Raw records
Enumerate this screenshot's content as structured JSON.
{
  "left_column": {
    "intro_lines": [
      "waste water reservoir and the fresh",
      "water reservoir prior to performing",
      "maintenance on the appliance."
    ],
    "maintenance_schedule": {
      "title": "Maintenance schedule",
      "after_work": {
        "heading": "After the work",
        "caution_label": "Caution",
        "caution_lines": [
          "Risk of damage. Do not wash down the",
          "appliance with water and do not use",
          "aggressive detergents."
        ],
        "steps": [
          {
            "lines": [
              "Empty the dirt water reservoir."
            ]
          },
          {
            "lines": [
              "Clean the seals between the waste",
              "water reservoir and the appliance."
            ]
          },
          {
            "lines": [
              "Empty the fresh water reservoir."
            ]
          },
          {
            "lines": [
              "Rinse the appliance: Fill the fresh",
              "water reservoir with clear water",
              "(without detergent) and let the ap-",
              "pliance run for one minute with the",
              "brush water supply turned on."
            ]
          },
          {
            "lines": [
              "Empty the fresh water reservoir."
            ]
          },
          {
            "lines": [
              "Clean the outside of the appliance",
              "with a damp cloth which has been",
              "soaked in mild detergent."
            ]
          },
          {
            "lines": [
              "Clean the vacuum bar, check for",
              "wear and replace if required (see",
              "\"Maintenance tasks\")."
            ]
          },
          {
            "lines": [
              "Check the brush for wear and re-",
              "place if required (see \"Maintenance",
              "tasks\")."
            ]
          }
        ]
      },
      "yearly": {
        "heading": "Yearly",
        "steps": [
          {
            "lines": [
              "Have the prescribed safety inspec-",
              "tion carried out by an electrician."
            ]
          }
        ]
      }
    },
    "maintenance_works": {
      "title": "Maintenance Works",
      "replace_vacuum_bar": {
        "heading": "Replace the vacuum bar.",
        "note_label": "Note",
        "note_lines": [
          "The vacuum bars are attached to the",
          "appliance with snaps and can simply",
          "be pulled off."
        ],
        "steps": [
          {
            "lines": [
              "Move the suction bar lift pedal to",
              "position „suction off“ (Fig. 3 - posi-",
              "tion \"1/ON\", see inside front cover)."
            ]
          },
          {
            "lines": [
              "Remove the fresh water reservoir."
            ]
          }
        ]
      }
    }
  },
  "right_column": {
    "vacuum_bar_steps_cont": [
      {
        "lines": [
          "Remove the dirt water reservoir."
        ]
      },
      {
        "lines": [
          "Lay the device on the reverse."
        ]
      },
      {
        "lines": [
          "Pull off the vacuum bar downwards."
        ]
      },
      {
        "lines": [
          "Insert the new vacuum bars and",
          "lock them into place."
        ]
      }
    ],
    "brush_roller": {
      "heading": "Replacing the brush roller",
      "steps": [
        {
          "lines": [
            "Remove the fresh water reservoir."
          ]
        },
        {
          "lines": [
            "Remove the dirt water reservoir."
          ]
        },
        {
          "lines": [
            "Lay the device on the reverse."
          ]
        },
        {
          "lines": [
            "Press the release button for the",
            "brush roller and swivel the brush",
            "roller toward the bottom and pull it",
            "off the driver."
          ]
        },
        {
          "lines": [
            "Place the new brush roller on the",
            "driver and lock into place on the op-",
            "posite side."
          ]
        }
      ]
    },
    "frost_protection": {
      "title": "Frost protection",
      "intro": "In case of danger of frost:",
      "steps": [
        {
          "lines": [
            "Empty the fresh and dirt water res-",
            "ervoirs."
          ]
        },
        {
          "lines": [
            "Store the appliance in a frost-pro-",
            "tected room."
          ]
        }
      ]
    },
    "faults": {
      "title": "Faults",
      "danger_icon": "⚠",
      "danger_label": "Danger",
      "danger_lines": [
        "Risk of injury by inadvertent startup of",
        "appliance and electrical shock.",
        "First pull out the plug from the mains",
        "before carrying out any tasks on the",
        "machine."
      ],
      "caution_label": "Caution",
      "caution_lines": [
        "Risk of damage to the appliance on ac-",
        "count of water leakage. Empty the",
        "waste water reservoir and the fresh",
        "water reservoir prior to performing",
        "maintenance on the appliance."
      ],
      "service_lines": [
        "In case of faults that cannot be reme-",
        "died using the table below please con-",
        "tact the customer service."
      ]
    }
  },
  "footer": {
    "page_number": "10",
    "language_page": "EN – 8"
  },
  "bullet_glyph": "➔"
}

> [REQUEST]: Display every line of the listing that contains the string "appliance".

> [SOLVED EXERCISE]:
      "maintenance on the appliance."
          "appliance with water and do not use",
              "water reservoir and the appliance."
              "Rinse the appliance: Fill the fresh",
              "Clean the outside of the appliance",
          "appliance with snaps and can simply",
            "Store the appliance in a frost-pro-",
        "appliance and electrical shock.",
        "Risk of damage to the appliance on ac-",
        "maintenance on the appliance."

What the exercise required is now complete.